* [DATA PROVIDED]:
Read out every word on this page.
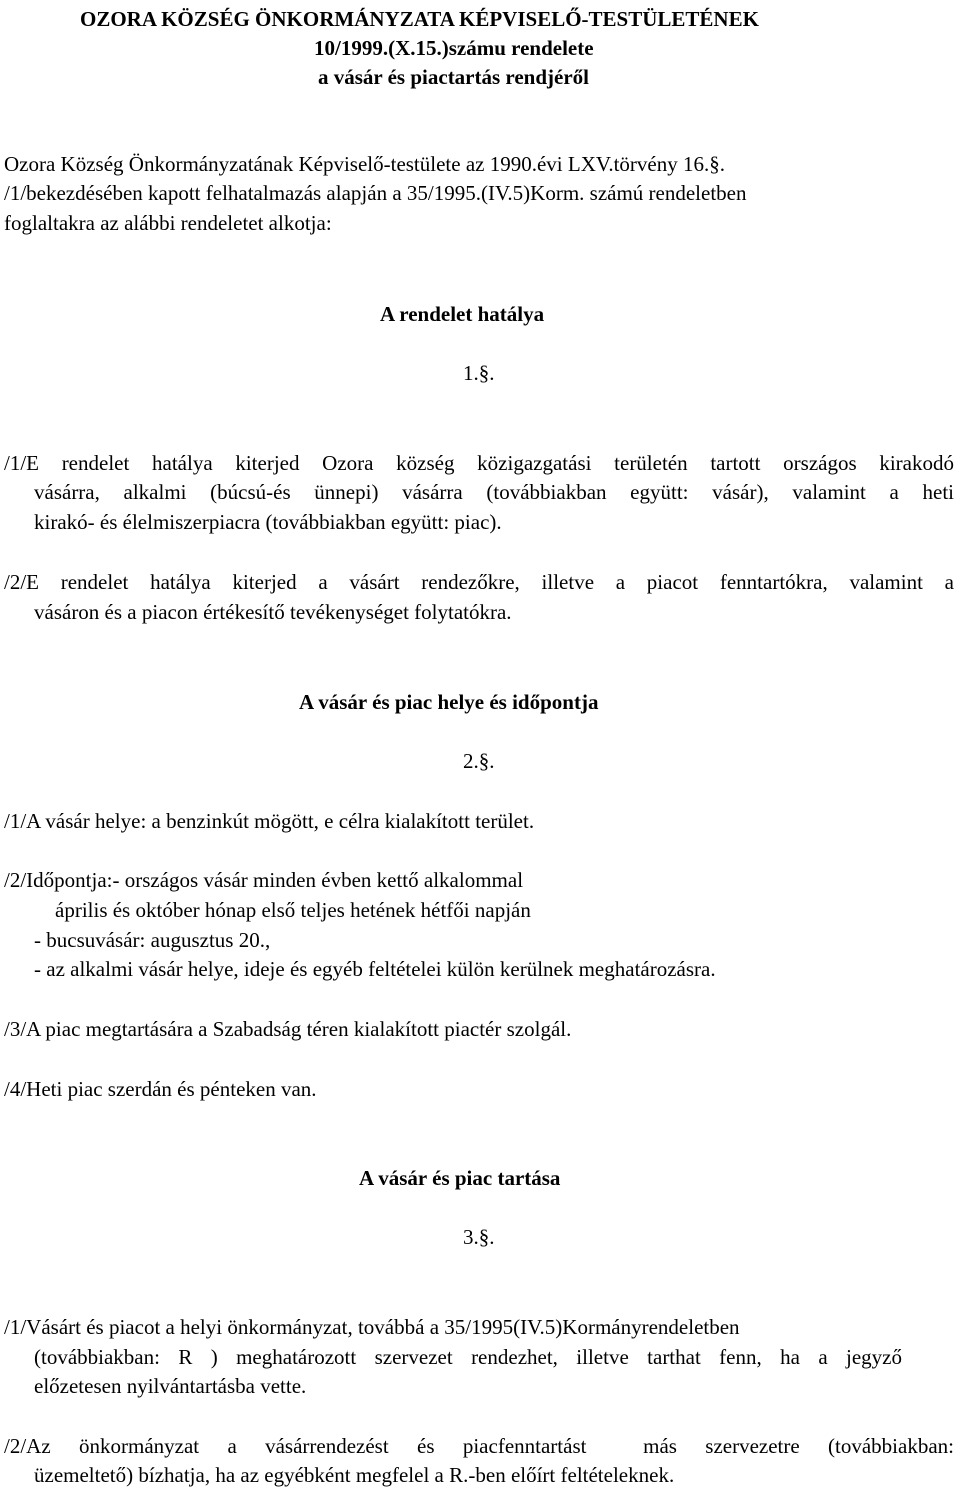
OZORA KÖZSÉG ÖNKORMÁNYZATA KÉPVISELŐ-TESTÜLETÉNEK
10/1999.(X.15.)számu rendelete
a vásár és piactartás rendjéről
Ozora Község Önkormányzatának Képviselő-testülete az 1990.évi LXV.törvény 16.§.
/1/bekezdésében kapott felhatalmazás alapján a 35/1995.(IV.5)Korm. számú rendeletben
foglaltakra az alábbi rendeletet alkotja:
A rendelet hatálya
1.§.
/1/E rendelet hatálya kiterjed Ozora község közigazgatási területén tartott országos kirakodó
vásárra, alkalmi (búcsú-és ünnepi) vásárra (továbbiakban együtt: vásár), valamint a heti
kirakó- és élelmiszerpiacra (továbbiakban együtt: piac).
/2/E rendelet hatálya kiterjed a vásárt rendezőkre, illetve a piacot fenntartókra, valamint a
vásáron és a piacon értékesítő tevékenységet folytatókra.
A vásár és piac helye és időpontja
2.§.
/1/A vásár helye: a benzinkút mögött, e célra kialakított terület.
/2/Időpontja:- országos vásár minden évben kettő alkalommal
április és október hónap első teljes hetének hétfői napján
- bucsuvásár: augusztus 20.,
- az alkalmi vásár helye, ideje és egyéb feltételei külön kerülnek meghatározásra.
/3/A piac megtartására a Szabadság téren kialakított piactér szolgál.
/4/Heti piac szerdán és pénteken van.
A vásár és piac tartása
3.§.
/1/Vásárt és piacot a helyi önkormányzat, továbbá a 35/1995(IV.5)Kormányrendeletben
(továbbiakban: R ) meghatározott szervezet rendezhet, illetve tarthat fenn, ha a jegyző
előzetesen nyilvántartásba vette.
/2/Az önkormányzat a vásárrendezést és piacfenntartást  más szervezetre (továbbiakban:
üzemeltető) bízhatja, ha az egyébként megfelel a R.-ben előírt feltételeknek.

* [REQUIRED WORK]:
Reproduce all the entries that precede this task, word for word, minus any pictures.

* [THE ANSWER]:
Read out every word on this page.
OZORA KÖZSÉG ÖNKORMÁNYZATA KÉPVISELŐ-TESTÜLETÉNEK
10/1999.(X.15.)számu rendelete
a vásár és piactartás rendjéről
Ozora Község Önkormányzatának Képviselő-testülete az 1990.évi LXV.törvény 16.§.
/1/bekezdésében kapott felhatalmazás alapján a 35/1995.(IV.5)Korm. számú rendeletben
foglaltakra az alábbi rendeletet alkotja:
A rendelet hatálya
1.§.
/1/E rendelet hatálya kiterjed Ozora község közigazgatási területén tartott országos kirakodó
vásárra, alkalmi (búcsú-és ünnepi) vásárra (továbbiakban együtt: vásár), valamint a heti
kirakó- és élelmiszerpiacra (továbbiakban együtt: piac).
/2/E rendelet hatálya kiterjed a vásárt rendezőkre, illetve a piacot fenntartókra, valamint a
vásáron és a piacon értékesítő tevékenységet folytatókra.
A vásár és piac helye és időpontja
2.§.
/1/A vásár helye: a benzinkút mögött, e célra kialakított terület.
/2/Időpontja:- országos vásár minden évben kettő alkalommal
április és október hónap első teljes hetének hétfői napján
- bucsuvásár: augusztus 20.,
- az alkalmi vásár helye, ideje és egyéb feltételei külön kerülnek meghatározásra.
/3/A piac megtartására a Szabadság téren kialakított piactér szolgál.
/4/Heti piac szerdán és pénteken van.
A vásár és piac tartása
3.§.
/1/Vásárt és piacot a helyi önkormányzat, továbbá a 35/1995(IV.5)Kormányrendeletben
(továbbiakban: R ) meghatározott szervezet rendezhet, illetve tarthat fenn, ha a jegyző
előzetesen nyilvántartásba vette.
/2/Az önkormányzat a vásárrendezést és piacfenntartást  más szervezetre (továbbiakban:
üzemeltető) bízhatja, ha az egyébként megfelel a R.-ben előírt feltételeknek.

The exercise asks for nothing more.